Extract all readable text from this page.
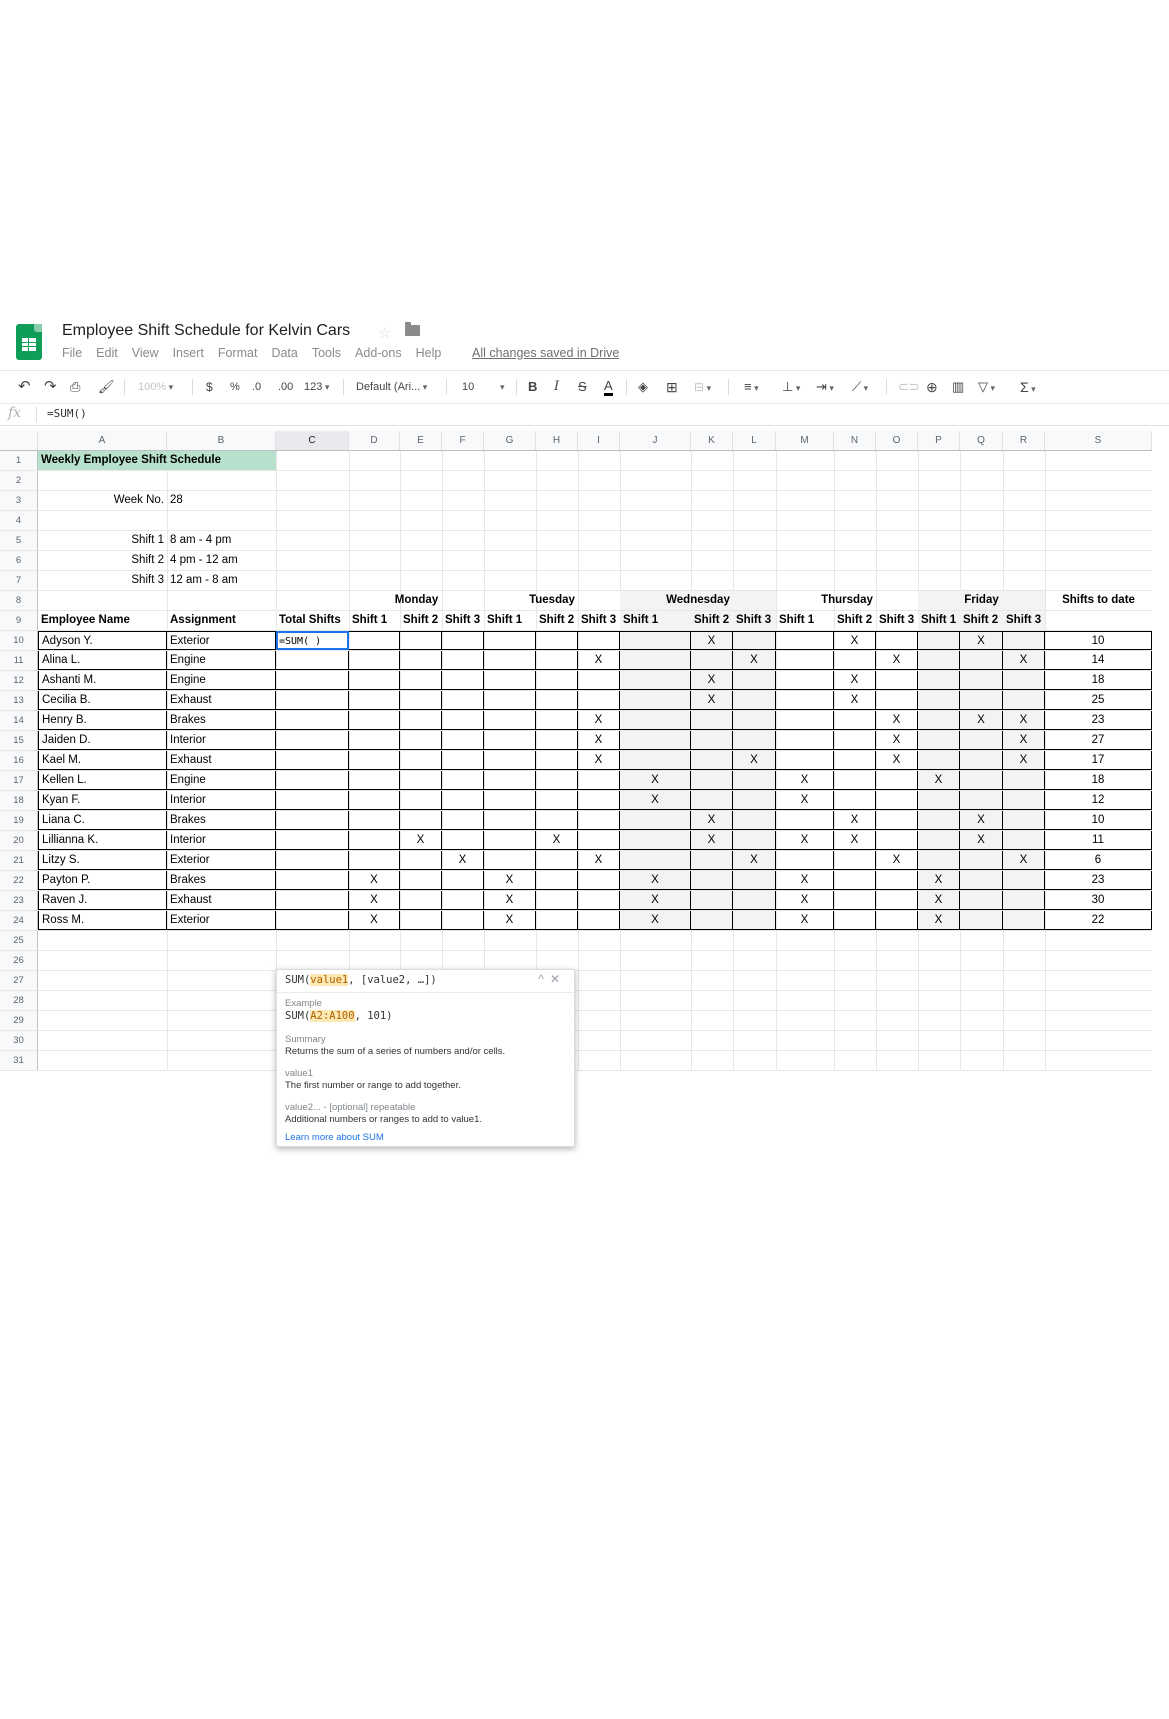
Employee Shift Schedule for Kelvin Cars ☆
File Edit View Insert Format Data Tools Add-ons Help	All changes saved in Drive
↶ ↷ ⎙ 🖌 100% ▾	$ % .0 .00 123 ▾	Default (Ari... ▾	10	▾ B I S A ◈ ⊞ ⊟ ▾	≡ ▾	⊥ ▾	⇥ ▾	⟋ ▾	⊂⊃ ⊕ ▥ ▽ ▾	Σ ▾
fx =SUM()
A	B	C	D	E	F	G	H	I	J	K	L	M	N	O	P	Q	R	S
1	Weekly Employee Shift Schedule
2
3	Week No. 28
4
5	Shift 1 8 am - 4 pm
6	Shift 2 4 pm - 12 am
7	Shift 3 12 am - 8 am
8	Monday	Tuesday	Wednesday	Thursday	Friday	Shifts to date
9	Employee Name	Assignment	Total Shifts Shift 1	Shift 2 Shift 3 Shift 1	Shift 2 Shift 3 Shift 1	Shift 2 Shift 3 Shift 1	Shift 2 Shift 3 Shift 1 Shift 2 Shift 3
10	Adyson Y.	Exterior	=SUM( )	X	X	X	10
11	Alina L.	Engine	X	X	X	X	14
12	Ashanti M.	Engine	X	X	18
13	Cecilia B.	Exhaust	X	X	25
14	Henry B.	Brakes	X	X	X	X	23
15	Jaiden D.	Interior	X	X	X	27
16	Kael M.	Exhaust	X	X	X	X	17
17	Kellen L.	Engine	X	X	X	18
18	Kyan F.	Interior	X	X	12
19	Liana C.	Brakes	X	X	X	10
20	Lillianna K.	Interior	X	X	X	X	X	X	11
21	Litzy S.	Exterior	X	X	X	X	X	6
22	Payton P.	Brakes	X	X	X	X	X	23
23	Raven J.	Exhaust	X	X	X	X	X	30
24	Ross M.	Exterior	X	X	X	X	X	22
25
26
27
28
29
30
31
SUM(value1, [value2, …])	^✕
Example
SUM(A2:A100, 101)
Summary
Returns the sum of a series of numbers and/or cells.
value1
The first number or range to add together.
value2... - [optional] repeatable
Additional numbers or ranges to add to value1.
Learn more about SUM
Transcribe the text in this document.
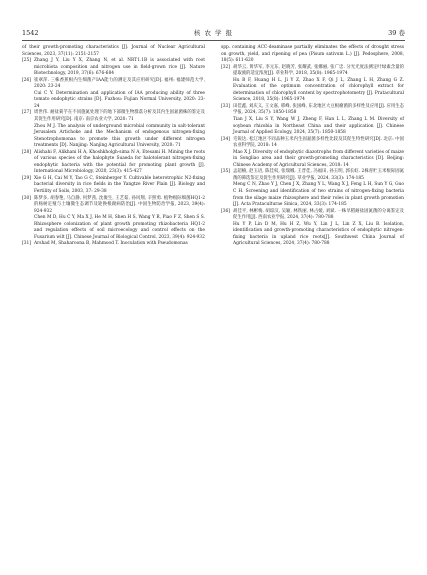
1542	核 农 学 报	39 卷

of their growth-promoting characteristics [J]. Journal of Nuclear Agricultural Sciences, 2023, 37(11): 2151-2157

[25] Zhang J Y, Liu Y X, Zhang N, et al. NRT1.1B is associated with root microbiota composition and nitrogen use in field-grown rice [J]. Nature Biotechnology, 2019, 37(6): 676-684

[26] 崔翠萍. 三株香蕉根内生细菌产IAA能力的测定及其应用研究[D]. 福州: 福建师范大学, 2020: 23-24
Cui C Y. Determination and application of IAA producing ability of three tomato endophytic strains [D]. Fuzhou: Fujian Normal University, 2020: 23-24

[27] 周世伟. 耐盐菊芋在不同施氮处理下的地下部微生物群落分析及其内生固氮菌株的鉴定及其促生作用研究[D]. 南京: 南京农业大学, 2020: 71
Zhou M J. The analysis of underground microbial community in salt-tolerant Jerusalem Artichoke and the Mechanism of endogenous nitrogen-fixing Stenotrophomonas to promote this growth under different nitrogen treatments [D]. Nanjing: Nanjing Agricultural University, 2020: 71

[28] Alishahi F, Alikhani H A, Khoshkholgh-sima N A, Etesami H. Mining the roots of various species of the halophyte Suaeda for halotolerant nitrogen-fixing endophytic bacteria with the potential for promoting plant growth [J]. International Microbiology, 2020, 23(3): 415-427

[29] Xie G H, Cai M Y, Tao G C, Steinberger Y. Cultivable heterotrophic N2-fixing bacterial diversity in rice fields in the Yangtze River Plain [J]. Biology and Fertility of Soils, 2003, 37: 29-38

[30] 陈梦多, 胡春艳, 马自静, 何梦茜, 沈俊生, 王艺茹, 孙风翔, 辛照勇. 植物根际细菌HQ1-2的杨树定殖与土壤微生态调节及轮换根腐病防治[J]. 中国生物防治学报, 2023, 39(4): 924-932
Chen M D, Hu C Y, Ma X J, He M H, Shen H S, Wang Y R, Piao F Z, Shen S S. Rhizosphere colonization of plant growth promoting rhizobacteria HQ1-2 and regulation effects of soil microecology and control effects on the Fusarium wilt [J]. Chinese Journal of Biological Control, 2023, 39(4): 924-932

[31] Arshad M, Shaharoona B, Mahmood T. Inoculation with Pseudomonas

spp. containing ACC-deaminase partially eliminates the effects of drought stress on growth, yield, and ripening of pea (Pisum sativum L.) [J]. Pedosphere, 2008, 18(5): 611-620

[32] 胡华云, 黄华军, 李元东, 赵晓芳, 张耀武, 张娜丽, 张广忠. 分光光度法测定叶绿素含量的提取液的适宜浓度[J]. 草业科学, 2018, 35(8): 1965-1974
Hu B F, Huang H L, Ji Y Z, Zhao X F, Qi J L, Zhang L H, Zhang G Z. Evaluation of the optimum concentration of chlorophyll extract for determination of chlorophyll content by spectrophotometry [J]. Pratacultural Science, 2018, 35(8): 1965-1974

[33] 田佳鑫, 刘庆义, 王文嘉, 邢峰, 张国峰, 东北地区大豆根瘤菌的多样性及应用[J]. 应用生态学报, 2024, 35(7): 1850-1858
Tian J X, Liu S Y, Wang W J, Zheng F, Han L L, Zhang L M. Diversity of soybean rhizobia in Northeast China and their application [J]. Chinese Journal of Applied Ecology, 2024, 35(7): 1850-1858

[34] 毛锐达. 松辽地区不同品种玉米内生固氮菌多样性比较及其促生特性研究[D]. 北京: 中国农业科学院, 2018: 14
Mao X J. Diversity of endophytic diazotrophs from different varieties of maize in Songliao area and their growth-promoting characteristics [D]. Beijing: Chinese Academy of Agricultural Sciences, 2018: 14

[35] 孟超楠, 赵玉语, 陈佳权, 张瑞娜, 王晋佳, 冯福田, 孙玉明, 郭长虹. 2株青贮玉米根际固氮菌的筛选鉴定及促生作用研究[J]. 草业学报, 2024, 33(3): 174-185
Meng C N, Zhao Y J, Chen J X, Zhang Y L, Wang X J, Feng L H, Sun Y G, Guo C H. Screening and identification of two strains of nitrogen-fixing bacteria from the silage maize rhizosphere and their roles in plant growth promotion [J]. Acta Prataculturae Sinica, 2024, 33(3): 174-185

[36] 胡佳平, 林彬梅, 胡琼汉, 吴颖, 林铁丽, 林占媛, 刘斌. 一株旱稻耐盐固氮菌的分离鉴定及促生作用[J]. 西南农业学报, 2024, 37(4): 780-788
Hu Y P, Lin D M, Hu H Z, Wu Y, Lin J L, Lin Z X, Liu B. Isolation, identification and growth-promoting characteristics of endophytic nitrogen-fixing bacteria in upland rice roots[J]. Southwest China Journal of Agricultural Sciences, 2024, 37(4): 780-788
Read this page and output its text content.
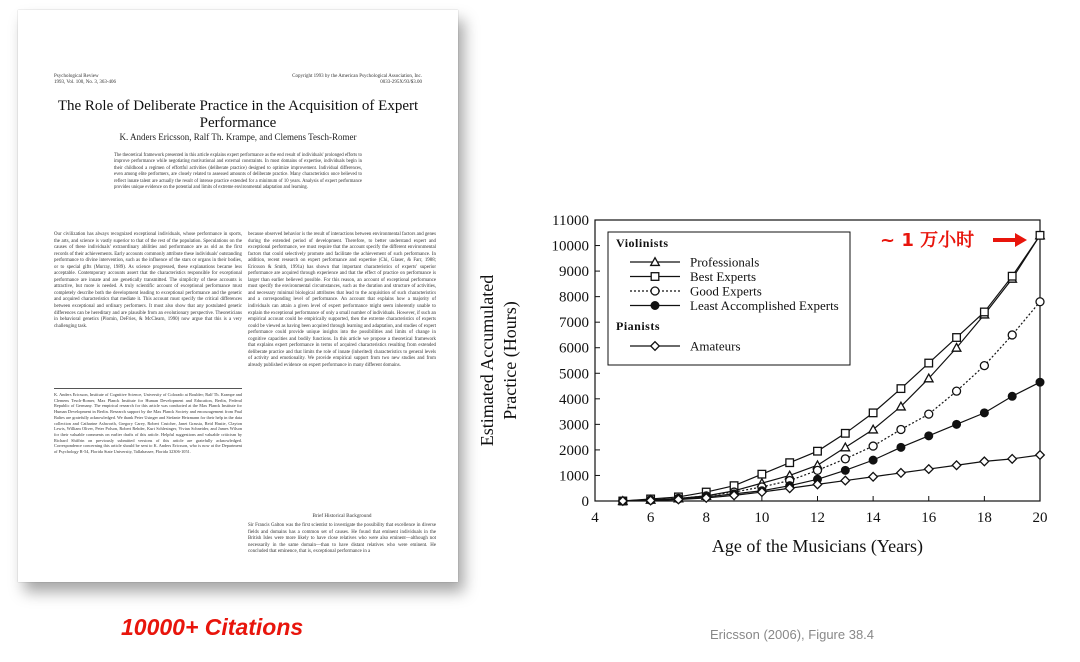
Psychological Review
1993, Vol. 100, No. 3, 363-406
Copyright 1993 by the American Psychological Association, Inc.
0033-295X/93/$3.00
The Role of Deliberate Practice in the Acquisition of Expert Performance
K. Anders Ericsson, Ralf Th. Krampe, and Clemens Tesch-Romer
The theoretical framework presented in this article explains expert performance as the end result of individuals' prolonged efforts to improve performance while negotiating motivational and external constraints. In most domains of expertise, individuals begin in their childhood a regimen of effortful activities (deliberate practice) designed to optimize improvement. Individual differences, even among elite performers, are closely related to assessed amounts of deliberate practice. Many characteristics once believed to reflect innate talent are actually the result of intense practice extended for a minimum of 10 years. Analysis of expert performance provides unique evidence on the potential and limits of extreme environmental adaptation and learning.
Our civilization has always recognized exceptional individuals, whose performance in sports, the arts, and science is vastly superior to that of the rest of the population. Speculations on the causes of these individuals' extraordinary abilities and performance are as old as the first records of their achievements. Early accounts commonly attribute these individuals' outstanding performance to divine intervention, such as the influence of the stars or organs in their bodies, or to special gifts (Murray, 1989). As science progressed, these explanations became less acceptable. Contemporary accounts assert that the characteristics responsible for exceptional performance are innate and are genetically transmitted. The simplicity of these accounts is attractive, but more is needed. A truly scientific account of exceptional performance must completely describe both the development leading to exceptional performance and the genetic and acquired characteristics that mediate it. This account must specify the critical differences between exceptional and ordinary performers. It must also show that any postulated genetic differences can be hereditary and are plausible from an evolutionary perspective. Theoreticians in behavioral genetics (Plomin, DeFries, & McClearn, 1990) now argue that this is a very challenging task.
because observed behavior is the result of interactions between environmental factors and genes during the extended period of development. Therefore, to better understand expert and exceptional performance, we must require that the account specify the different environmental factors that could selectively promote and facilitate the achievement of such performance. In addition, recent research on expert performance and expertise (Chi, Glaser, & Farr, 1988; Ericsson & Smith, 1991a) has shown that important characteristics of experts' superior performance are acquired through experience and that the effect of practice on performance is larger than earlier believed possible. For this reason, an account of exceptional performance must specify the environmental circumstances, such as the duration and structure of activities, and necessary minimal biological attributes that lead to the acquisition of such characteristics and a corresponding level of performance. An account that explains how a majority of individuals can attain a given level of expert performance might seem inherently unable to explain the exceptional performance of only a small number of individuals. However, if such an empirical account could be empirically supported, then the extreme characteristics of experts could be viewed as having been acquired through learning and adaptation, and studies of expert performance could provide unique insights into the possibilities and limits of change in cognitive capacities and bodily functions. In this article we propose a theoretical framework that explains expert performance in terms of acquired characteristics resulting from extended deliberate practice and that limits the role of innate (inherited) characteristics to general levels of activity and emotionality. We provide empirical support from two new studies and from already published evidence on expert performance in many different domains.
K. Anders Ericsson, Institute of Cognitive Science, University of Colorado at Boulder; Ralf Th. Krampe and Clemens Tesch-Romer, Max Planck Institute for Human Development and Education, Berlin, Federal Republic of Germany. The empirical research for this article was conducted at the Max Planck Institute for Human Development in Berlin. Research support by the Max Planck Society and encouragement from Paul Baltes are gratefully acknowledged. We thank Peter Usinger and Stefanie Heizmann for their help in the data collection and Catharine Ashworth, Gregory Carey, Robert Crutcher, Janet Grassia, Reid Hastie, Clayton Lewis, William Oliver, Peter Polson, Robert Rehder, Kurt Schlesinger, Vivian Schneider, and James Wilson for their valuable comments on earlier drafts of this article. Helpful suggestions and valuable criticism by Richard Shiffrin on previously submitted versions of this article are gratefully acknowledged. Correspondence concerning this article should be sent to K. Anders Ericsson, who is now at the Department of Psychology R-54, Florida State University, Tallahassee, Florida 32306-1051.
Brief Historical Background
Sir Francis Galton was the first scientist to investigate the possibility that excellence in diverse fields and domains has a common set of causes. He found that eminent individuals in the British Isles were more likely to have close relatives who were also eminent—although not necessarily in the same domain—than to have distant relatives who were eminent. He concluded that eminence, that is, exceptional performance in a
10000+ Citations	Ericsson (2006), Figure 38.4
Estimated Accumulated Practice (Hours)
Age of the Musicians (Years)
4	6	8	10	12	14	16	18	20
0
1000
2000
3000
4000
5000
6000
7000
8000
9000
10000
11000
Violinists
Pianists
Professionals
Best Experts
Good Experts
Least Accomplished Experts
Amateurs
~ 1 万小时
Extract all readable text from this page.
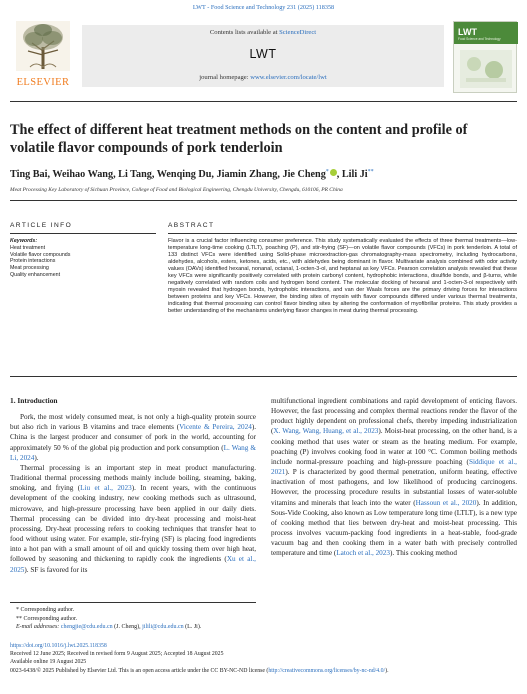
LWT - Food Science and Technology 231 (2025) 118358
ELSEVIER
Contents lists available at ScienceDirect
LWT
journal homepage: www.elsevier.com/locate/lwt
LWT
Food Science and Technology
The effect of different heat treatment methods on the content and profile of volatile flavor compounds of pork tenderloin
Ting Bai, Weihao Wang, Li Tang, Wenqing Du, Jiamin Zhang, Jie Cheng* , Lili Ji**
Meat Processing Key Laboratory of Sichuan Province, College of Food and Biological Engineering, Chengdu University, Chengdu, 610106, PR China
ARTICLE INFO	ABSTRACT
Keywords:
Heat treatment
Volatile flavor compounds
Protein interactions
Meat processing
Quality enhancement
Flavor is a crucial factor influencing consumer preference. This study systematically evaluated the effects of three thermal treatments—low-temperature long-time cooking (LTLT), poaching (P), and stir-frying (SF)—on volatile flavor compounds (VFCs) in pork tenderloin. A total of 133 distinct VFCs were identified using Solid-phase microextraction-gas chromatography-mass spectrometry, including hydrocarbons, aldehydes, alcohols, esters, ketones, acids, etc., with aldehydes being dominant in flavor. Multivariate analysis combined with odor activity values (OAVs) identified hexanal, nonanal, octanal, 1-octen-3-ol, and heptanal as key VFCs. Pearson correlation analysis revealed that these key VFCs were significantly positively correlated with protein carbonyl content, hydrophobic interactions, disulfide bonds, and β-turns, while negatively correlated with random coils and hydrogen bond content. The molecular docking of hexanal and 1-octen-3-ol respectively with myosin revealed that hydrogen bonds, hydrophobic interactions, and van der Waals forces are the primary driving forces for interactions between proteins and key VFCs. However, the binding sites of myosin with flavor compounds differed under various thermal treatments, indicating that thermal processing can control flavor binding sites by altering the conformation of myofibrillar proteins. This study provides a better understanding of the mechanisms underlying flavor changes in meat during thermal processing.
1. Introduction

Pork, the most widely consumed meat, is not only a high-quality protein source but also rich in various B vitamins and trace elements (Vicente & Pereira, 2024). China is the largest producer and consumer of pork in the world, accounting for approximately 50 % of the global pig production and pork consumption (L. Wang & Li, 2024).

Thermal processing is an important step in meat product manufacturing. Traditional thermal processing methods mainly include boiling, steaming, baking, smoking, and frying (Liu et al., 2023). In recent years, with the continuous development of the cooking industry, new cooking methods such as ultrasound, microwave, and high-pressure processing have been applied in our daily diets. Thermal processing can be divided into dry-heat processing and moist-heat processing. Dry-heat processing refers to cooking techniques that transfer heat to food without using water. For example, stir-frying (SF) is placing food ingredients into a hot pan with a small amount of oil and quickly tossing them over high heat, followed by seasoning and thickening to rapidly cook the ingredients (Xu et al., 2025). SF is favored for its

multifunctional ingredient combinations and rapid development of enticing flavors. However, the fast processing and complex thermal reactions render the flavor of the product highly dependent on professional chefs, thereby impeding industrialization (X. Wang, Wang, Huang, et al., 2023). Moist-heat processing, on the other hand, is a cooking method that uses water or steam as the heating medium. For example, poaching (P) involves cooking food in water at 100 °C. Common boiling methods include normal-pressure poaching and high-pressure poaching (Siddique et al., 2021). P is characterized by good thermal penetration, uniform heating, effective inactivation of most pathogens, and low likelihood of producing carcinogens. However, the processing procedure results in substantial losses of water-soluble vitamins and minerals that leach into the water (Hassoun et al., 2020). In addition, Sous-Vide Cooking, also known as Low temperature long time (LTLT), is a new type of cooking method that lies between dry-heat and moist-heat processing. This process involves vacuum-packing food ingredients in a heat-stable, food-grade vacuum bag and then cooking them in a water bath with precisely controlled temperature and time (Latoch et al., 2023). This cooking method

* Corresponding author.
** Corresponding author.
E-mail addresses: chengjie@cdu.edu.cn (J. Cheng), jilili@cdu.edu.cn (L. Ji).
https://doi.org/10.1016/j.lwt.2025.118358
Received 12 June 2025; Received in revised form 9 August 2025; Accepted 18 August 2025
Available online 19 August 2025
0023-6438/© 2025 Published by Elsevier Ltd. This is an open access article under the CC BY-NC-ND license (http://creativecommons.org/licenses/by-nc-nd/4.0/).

§ EXERCISE DETAILS
Among the lines above, return those that contain the string "Brakes".

§ PROBLEM SOLUTION
14	Henry B.	Brakes	X	X	X	X	23
19	Liana C.	Brakes	X	X	X	10
22	Payton P.	Brakes	X	X	X	X	X	23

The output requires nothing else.